- Required task -
Go through the listing and return every line with "this" in it.

|---|

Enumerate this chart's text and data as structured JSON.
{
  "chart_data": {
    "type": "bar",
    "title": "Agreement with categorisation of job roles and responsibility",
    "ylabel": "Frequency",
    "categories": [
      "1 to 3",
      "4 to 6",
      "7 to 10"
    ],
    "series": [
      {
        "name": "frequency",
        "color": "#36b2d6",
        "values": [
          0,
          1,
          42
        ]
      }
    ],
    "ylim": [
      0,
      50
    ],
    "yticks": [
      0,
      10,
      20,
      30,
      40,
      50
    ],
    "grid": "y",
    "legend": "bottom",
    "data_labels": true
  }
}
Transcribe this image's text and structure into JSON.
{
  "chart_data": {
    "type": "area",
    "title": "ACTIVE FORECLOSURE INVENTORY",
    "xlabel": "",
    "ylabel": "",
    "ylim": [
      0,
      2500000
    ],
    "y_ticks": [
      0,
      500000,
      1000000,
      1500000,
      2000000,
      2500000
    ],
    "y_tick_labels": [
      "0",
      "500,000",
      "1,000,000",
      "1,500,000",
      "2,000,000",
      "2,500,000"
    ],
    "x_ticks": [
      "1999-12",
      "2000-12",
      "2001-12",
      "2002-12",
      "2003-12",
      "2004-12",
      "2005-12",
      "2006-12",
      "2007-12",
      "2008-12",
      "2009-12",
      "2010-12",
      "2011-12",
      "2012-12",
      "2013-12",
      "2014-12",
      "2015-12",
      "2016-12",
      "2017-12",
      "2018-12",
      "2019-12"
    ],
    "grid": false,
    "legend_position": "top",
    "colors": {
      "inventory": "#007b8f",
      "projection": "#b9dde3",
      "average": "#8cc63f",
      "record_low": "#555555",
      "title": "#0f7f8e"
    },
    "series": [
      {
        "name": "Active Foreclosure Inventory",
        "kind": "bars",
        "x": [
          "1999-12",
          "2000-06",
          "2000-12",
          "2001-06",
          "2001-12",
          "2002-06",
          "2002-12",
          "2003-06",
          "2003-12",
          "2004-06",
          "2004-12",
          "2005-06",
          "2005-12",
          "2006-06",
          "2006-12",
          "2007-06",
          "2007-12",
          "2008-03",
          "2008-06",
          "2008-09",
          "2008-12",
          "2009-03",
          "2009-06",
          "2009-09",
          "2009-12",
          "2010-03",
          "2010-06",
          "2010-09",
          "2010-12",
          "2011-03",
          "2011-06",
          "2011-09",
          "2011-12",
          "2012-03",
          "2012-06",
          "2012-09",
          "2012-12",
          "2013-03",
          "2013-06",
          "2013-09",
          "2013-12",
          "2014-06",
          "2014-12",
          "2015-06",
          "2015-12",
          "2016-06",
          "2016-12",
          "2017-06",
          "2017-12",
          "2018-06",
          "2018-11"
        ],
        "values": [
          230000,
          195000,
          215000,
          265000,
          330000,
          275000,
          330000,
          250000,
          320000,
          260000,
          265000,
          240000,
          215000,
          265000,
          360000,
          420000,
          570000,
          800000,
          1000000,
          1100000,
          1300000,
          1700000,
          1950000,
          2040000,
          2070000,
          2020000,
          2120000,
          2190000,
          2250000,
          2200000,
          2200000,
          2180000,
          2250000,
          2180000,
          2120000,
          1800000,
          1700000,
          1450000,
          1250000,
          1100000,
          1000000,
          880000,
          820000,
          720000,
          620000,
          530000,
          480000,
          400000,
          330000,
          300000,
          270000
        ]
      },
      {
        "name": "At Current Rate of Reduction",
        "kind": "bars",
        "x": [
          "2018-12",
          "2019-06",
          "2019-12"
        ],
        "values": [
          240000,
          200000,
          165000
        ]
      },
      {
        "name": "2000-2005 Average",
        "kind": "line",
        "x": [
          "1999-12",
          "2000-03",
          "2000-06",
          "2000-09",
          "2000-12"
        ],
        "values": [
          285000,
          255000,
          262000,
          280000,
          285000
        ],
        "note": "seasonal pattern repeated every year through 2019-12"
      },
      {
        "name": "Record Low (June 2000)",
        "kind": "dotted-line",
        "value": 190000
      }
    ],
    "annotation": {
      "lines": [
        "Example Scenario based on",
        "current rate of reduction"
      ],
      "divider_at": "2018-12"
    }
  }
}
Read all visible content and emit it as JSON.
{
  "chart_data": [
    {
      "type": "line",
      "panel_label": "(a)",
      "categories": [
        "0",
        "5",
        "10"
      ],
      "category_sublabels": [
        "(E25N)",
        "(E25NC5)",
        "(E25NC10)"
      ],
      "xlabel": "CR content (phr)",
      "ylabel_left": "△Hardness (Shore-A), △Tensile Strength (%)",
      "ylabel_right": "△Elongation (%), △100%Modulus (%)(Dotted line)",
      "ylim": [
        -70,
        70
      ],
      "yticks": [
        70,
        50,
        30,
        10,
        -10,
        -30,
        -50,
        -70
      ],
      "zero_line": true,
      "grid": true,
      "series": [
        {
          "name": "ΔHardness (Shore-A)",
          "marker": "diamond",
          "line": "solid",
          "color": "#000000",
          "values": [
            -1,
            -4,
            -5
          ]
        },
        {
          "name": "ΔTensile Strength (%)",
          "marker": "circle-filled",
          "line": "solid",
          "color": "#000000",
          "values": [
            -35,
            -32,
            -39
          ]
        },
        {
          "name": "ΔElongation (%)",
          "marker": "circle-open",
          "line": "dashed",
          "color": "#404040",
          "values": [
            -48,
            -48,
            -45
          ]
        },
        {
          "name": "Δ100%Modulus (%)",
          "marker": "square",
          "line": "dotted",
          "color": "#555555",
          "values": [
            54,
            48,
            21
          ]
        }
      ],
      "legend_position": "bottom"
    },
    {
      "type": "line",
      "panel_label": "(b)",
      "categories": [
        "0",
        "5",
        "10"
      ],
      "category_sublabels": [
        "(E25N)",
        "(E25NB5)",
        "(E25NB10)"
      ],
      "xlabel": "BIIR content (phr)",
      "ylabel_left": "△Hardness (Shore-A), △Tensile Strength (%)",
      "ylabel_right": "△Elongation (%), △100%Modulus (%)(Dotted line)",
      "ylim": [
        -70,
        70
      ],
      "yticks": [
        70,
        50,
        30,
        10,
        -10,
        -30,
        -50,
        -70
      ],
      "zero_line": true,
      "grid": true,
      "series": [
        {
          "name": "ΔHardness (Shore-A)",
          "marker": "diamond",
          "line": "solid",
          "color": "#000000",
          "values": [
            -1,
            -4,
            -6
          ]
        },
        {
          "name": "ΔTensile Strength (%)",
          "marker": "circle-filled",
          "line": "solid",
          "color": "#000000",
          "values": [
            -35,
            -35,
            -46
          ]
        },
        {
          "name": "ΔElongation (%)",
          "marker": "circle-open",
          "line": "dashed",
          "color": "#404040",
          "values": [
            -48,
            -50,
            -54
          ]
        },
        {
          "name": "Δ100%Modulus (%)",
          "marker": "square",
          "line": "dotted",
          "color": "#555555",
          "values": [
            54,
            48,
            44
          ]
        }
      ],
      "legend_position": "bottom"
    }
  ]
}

|---|

- Worked solution -
Enumerate this chart's text and data as structured JSON.
Transcribe this image's text and structure into JSON.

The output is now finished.